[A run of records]
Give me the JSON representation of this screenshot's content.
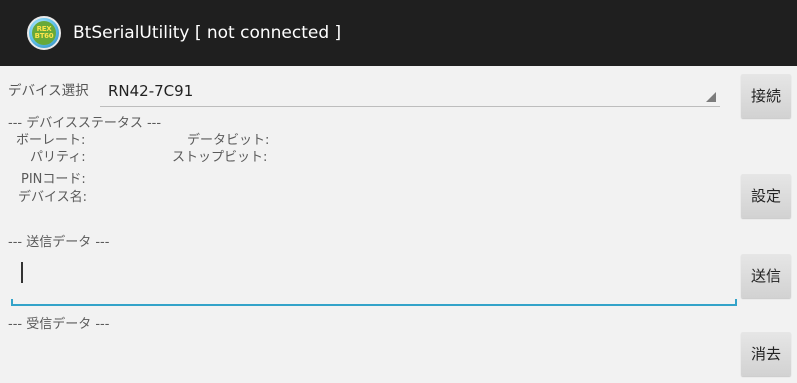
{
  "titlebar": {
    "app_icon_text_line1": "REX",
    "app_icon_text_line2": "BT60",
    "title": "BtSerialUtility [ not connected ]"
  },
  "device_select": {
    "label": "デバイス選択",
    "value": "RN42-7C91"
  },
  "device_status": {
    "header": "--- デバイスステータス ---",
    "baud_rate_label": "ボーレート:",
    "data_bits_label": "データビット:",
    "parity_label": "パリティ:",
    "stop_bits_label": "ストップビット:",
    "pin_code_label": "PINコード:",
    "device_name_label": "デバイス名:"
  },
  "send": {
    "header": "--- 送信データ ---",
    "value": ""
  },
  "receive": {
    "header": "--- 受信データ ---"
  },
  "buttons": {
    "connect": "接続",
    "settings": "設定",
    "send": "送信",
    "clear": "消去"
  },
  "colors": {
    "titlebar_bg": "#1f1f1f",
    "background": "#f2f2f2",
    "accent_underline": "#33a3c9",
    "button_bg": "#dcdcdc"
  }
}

---

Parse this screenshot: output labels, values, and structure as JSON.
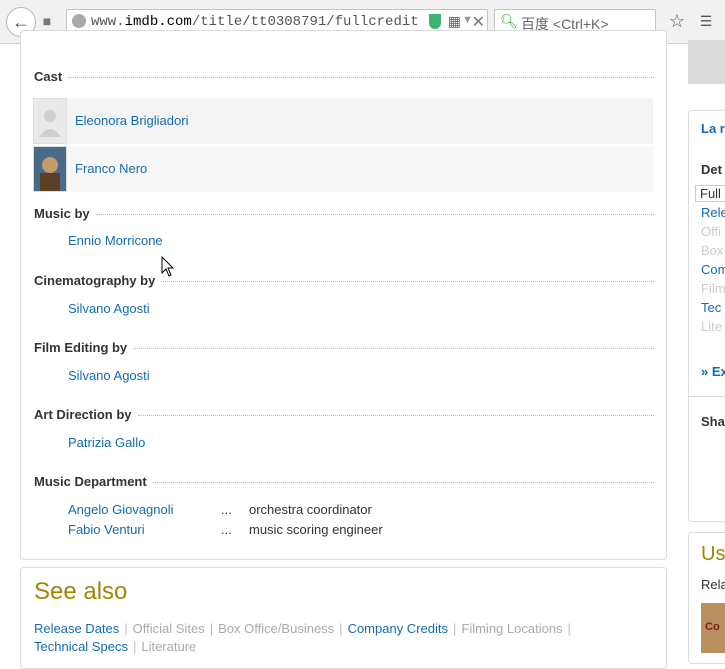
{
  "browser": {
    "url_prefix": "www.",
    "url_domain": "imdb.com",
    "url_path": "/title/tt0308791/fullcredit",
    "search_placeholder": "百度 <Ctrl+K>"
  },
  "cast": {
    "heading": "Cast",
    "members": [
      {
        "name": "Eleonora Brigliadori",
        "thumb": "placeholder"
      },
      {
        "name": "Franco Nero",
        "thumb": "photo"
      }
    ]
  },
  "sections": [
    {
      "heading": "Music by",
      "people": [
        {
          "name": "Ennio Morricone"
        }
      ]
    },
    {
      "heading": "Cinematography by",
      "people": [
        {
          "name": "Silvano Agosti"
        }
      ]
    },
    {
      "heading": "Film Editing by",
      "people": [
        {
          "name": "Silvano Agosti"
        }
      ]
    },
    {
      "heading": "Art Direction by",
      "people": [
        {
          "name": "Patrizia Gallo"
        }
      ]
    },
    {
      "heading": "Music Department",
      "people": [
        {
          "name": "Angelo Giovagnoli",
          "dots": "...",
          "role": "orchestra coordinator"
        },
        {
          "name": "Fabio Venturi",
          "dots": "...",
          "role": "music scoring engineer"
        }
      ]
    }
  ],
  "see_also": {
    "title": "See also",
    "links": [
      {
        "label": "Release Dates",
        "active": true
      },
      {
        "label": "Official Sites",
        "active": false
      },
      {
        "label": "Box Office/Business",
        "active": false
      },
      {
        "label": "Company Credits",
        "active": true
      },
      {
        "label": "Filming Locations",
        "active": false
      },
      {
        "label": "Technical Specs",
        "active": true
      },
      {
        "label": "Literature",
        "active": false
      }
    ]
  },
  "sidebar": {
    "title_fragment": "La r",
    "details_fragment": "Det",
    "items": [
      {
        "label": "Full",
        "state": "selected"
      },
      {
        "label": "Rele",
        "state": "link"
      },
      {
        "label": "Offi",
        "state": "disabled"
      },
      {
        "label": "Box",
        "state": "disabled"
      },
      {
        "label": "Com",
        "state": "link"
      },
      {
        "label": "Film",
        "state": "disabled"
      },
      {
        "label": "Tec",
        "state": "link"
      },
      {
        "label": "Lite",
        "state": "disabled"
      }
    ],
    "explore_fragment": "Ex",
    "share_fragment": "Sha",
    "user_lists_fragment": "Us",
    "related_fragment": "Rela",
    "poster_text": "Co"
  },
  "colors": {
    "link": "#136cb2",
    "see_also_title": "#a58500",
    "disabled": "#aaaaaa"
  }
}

...

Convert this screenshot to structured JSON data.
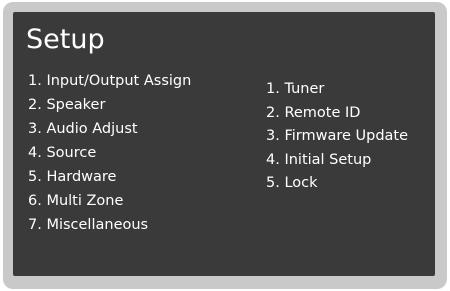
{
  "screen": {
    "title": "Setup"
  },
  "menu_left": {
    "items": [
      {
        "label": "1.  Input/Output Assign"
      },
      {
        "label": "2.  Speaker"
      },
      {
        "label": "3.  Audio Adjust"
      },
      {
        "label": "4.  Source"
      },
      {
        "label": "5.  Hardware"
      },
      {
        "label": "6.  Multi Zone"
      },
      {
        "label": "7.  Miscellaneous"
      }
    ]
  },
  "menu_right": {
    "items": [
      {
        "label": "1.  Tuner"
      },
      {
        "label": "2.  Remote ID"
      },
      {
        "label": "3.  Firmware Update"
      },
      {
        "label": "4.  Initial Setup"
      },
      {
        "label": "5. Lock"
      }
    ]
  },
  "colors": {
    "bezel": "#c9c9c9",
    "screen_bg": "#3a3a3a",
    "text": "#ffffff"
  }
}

§ **Task objective**
Copy out each line of the listing that holds "screenshot".

§ **Exercise solution**
Give me the JSON representation of this screenshot's content.
Parse this screenshot: output labels, values, and structure as JSON.
Convert this screenshot to structured JSON data.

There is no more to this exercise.